Start EXCERPTED RECORDS

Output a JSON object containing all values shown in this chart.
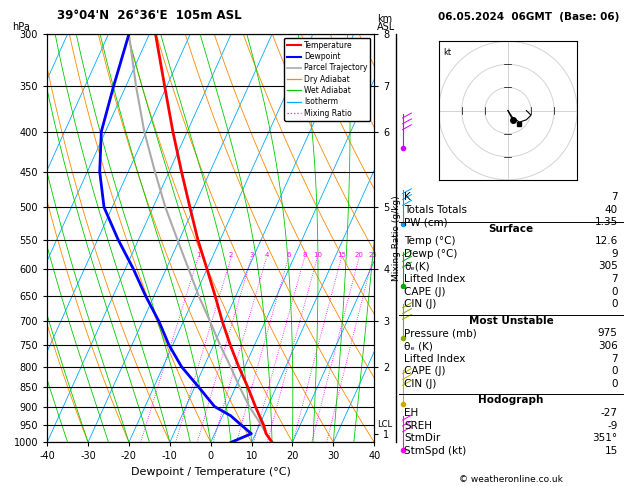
{
  "title_left": "39°04'N  26°36'E  105m ASL",
  "title_right": "06.05.2024  06GMT  (Base: 06)",
  "xlabel": "Dewpoint / Temperature (°C)",
  "pressure_levels": [
    300,
    350,
    400,
    450,
    500,
    550,
    600,
    650,
    700,
    750,
    800,
    850,
    900,
    950,
    1000
  ],
  "temp_xlim": [
    -40,
    40
  ],
  "temp_xticks": [
    -40,
    -30,
    -20,
    -10,
    0,
    10,
    20,
    30,
    40
  ],
  "km_asl_ticks": [
    1,
    2,
    3,
    4,
    5,
    6,
    7,
    8
  ],
  "km_asl_pressures": [
    975,
    800,
    700,
    600,
    500,
    400,
    350,
    300
  ],
  "lcl_pressure": 950,
  "mixing_ratio_labels": [
    1,
    2,
    3,
    4,
    6,
    8,
    10,
    15,
    20,
    25
  ],
  "temp_profile": {
    "pressure": [
      1000,
      975,
      950,
      925,
      900,
      850,
      800,
      750,
      700,
      650,
      600,
      550,
      500,
      450,
      400,
      350,
      300
    ],
    "temp": [
      15.0,
      12.6,
      11.0,
      9.0,
      7.0,
      3.0,
      -1.5,
      -6.0,
      -10.5,
      -15.0,
      -20.0,
      -25.5,
      -31.0,
      -37.0,
      -43.5,
      -50.5,
      -58.5
    ],
    "color": "#ff0000",
    "linewidth": 2.0
  },
  "dewpoint_profile": {
    "pressure": [
      1000,
      975,
      950,
      925,
      900,
      850,
      800,
      750,
      700,
      650,
      600,
      550,
      500,
      450,
      400,
      350,
      300
    ],
    "dewpoint": [
      5.0,
      9.0,
      5.5,
      2.0,
      -3.0,
      -9.0,
      -15.5,
      -21.0,
      -26.0,
      -32.0,
      -38.0,
      -45.0,
      -52.0,
      -57.0,
      -61.0,
      -63.0,
      -65.0
    ],
    "color": "#0000ff",
    "linewidth": 2.0
  },
  "parcel_profile": {
    "pressure": [
      975,
      950,
      925,
      900,
      850,
      800,
      750,
      700,
      650,
      600,
      550,
      500,
      450,
      400,
      350,
      300
    ],
    "temp": [
      12.6,
      10.5,
      8.0,
      5.5,
      1.0,
      -3.5,
      -8.5,
      -13.5,
      -19.0,
      -24.5,
      -30.5,
      -37.0,
      -43.5,
      -50.5,
      -57.5,
      -65.0
    ],
    "color": "#aaaaaa",
    "linewidth": 1.5
  },
  "isotherm_color": "#00aaff",
  "dry_adiabat_color": "#ff8800",
  "wet_adiabat_color": "#00cc00",
  "mixing_ratio_color": "#ff00ff",
  "background_color": "#ffffff",
  "wind_barbs": [
    {
      "pressure": 975,
      "color": "#ff00ff",
      "speed": 15,
      "direction": 351
    },
    {
      "pressure": 400,
      "color": "#cc00ff",
      "speed": 20,
      "direction": 270
    },
    {
      "pressure": 500,
      "color": "#0099ff",
      "speed": 10,
      "direction": 250
    },
    {
      "pressure": 600,
      "color": "#00aa00",
      "speed": 8,
      "direction": 200
    },
    {
      "pressure": 700,
      "color": "#88aa00",
      "speed": 5,
      "direction": 180
    },
    {
      "pressure": 850,
      "color": "#ccaa00",
      "speed": 5,
      "direction": 160
    }
  ],
  "hodograph": {
    "u": [
      0,
      2,
      5,
      8,
      10,
      8
    ],
    "v": [
      0,
      -3,
      -5,
      -4,
      -2,
      0
    ],
    "storm_u": 2,
    "storm_v": -4,
    "storm2_u": 5,
    "storm2_v": -6
  },
  "info": {
    "K": "7",
    "Totals Totals": "40",
    "PW (cm)": "1.35",
    "surf_temp": "12.6",
    "surf_dewp": "9",
    "surf_theta_e": "305",
    "surf_li": "7",
    "surf_cape": "0",
    "surf_cin": "0",
    "mu_pres": "975",
    "mu_theta_e": "306",
    "mu_li": "7",
    "mu_cape": "0",
    "mu_cin": "0",
    "eh": "-27",
    "sreh": "-9",
    "stmdir": "351°",
    "stmspd": "15"
  }
}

End EXCERPTED RECORDS

WHAT IS REQUIRED:
Copy every entry exactly as written. Pictures are excluded.

ANSWER FOR THIS EXERCISE:
Output a JSON object containing all values shown in this chart.
{
  "title_left": "39°04'N  26°36'E  105m ASL",
  "title_right": "06.05.2024  06GMT  (Base: 06)",
  "xlabel": "Dewpoint / Temperature (°C)",
  "pressure_levels": [
    300,
    350,
    400,
    450,
    500,
    550,
    600,
    650,
    700,
    750,
    800,
    850,
    900,
    950,
    1000
  ],
  "temp_xlim": [
    -40,
    40
  ],
  "temp_xticks": [
    -40,
    -30,
    -20,
    -10,
    0,
    10,
    20,
    30,
    40
  ],
  "km_asl_ticks": [
    1,
    2,
    3,
    4,
    5,
    6,
    7,
    8
  ],
  "km_asl_pressures": [
    975,
    800,
    700,
    600,
    500,
    400,
    350,
    300
  ],
  "lcl_pressure": 950,
  "mixing_ratio_labels": [
    1,
    2,
    3,
    4,
    6,
    8,
    10,
    15,
    20,
    25
  ],
  "temp_profile": {
    "pressure": [
      1000,
      975,
      950,
      925,
      900,
      850,
      800,
      750,
      700,
      650,
      600,
      550,
      500,
      450,
      400,
      350,
      300
    ],
    "temp": [
      15.0,
      12.6,
      11.0,
      9.0,
      7.0,
      3.0,
      -1.5,
      -6.0,
      -10.5,
      -15.0,
      -20.0,
      -25.5,
      -31.0,
      -37.0,
      -43.5,
      -50.5,
      -58.5
    ],
    "color": "#ff0000",
    "linewidth": 2.0
  },
  "dewpoint_profile": {
    "pressure": [
      1000,
      975,
      950,
      925,
      900,
      850,
      800,
      750,
      700,
      650,
      600,
      550,
      500,
      450,
      400,
      350,
      300
    ],
    "dewpoint": [
      5.0,
      9.0,
      5.5,
      2.0,
      -3.0,
      -9.0,
      -15.5,
      -21.0,
      -26.0,
      -32.0,
      -38.0,
      -45.0,
      -52.0,
      -57.0,
      -61.0,
      -63.0,
      -65.0
    ],
    "color": "#0000ff",
    "linewidth": 2.0
  },
  "parcel_profile": {
    "pressure": [
      975,
      950,
      925,
      900,
      850,
      800,
      750,
      700,
      650,
      600,
      550,
      500,
      450,
      400,
      350,
      300
    ],
    "temp": [
      12.6,
      10.5,
      8.0,
      5.5,
      1.0,
      -3.5,
      -8.5,
      -13.5,
      -19.0,
      -24.5,
      -30.5,
      -37.0,
      -43.5,
      -50.5,
      -57.5,
      -65.0
    ],
    "color": "#aaaaaa",
    "linewidth": 1.5
  },
  "isotherm_color": "#00aaff",
  "dry_adiabat_color": "#ff8800",
  "wet_adiabat_color": "#00cc00",
  "mixing_ratio_color": "#ff00ff",
  "background_color": "#ffffff",
  "wind_barbs": [
    {
      "pressure": 975,
      "color": "#ff00ff",
      "speed": 15,
      "direction": 351
    },
    {
      "pressure": 400,
      "color": "#cc00ff",
      "speed": 20,
      "direction": 270
    },
    {
      "pressure": 500,
      "color": "#0099ff",
      "speed": 10,
      "direction": 250
    },
    {
      "pressure": 600,
      "color": "#00aa00",
      "speed": 8,
      "direction": 200
    },
    {
      "pressure": 700,
      "color": "#88aa00",
      "speed": 5,
      "direction": 180
    },
    {
      "pressure": 850,
      "color": "#ccaa00",
      "speed": 5,
      "direction": 160
    }
  ],
  "hodograph": {
    "u": [
      0,
      2,
      5,
      8,
      10,
      8
    ],
    "v": [
      0,
      -3,
      -5,
      -4,
      -2,
      0
    ],
    "storm_u": 2,
    "storm_v": -4,
    "storm2_u": 5,
    "storm2_v": -6
  },
  "info": {
    "K": "7",
    "Totals Totals": "40",
    "PW (cm)": "1.35",
    "surf_temp": "12.6",
    "surf_dewp": "9",
    "surf_theta_e": "305",
    "surf_li": "7",
    "surf_cape": "0",
    "surf_cin": "0",
    "mu_pres": "975",
    "mu_theta_e": "306",
    "mu_li": "7",
    "mu_cape": "0",
    "mu_cin": "0",
    "eh": "-27",
    "sreh": "-9",
    "stmdir": "351°",
    "stmspd": "15"
  }
}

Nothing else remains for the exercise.